Copy every line of the following data that includes the string "EURUSD".

************

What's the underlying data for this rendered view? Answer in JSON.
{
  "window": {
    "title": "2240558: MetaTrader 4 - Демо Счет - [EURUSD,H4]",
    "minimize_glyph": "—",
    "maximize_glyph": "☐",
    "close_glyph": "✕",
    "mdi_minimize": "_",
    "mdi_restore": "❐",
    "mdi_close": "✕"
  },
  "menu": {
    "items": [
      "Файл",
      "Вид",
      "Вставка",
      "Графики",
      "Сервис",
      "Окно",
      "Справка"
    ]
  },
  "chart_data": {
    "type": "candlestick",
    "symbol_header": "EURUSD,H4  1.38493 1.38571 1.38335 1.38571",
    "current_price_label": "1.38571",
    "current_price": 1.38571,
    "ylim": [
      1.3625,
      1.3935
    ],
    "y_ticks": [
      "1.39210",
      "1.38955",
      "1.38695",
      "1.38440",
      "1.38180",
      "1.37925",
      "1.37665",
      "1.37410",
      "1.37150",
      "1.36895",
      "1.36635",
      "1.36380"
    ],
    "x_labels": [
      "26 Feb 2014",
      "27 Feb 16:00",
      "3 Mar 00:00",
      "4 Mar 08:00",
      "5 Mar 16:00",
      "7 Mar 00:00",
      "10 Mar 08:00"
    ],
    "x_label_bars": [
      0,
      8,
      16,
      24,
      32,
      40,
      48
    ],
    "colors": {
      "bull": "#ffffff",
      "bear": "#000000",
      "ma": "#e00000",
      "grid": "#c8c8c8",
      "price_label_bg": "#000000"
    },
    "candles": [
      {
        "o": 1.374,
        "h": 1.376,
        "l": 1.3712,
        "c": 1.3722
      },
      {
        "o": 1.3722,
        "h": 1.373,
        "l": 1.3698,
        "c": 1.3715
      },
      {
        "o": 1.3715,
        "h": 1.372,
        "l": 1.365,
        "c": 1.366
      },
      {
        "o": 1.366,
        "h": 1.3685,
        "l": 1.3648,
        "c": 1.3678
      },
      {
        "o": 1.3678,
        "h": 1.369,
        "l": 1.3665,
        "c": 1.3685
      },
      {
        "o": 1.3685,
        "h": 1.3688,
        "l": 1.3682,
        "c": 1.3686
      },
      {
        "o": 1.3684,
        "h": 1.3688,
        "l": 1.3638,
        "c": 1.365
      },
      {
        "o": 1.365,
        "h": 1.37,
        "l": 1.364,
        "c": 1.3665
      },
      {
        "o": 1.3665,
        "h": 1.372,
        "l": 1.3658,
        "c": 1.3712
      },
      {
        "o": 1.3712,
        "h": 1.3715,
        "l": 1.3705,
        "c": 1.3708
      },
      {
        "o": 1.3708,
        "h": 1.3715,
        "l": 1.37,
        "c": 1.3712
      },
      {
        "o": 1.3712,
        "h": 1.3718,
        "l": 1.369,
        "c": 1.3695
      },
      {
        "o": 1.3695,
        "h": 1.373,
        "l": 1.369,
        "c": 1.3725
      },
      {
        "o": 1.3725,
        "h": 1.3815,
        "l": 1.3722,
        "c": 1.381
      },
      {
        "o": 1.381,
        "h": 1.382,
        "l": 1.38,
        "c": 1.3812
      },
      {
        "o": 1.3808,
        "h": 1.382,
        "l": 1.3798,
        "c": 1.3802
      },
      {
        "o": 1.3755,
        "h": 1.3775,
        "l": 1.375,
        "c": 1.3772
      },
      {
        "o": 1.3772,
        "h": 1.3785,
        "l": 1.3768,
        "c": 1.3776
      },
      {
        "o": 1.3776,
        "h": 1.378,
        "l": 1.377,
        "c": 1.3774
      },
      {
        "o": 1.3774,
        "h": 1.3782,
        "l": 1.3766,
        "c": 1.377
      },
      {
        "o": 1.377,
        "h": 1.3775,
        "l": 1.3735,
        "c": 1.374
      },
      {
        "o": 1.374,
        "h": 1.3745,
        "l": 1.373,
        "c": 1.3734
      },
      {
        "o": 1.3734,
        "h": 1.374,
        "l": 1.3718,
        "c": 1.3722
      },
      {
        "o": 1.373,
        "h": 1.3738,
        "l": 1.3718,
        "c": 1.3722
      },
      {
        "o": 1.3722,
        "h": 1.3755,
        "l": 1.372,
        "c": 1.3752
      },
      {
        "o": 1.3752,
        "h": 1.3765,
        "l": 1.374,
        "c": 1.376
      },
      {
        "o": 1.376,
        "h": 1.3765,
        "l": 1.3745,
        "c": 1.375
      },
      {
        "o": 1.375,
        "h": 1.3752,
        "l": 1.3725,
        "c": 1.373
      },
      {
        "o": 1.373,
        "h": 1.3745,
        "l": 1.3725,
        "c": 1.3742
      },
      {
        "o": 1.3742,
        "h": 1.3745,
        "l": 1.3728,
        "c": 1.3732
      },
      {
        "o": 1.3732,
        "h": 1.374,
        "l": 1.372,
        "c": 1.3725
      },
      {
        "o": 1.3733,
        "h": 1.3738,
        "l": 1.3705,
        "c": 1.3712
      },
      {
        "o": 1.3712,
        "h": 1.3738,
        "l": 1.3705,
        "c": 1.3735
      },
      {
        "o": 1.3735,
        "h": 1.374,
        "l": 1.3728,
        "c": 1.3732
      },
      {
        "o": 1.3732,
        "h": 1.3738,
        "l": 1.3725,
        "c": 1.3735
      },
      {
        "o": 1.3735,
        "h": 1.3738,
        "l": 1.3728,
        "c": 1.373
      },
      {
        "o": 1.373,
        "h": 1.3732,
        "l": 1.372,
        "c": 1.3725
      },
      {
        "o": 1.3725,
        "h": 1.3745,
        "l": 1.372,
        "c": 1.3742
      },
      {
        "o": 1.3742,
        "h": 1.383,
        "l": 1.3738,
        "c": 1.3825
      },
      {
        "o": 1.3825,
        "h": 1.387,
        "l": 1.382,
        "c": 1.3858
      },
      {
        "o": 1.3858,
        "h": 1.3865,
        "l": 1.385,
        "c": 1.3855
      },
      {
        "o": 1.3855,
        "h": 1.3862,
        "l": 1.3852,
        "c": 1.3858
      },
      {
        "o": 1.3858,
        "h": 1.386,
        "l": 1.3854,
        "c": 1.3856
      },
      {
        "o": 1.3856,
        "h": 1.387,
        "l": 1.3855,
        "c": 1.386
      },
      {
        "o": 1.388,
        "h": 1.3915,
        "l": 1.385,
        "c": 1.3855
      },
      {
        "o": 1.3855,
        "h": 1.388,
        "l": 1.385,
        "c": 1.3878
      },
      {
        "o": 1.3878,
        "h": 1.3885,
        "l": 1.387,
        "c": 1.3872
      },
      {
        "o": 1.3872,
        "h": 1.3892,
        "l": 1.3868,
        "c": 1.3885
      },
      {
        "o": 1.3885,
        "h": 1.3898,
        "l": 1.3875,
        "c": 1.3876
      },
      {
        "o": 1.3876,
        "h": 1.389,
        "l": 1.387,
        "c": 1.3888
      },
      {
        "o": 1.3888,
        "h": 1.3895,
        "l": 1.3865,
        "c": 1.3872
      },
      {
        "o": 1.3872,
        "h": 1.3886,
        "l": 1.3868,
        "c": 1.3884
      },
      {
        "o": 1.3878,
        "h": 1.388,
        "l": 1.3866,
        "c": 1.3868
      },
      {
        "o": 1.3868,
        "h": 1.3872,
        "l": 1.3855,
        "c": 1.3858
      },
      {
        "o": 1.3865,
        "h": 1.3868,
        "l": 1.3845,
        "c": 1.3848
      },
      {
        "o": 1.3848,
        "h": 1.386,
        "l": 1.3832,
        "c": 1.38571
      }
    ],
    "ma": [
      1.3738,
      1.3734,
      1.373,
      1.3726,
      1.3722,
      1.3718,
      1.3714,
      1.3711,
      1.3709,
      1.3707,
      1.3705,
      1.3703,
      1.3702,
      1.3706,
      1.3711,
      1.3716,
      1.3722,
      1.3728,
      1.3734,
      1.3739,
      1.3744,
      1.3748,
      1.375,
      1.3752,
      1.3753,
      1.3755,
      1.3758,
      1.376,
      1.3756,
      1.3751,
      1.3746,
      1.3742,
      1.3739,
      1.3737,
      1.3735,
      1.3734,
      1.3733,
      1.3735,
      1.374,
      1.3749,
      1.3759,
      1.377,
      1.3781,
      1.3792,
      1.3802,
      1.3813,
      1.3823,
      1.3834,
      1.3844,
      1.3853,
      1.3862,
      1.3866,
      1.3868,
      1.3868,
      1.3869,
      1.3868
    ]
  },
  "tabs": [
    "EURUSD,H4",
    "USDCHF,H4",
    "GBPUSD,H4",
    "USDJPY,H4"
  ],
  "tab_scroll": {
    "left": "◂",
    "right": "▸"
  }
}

************

**Completed task**.
    "title": "2240558: MetaTrader 4 - Демо Счет - [EURUSD,H4]",
    "symbol_header": "EURUSD,H4  1.38493 1.38571 1.38335 1.38571",
    "EURUSD,H4",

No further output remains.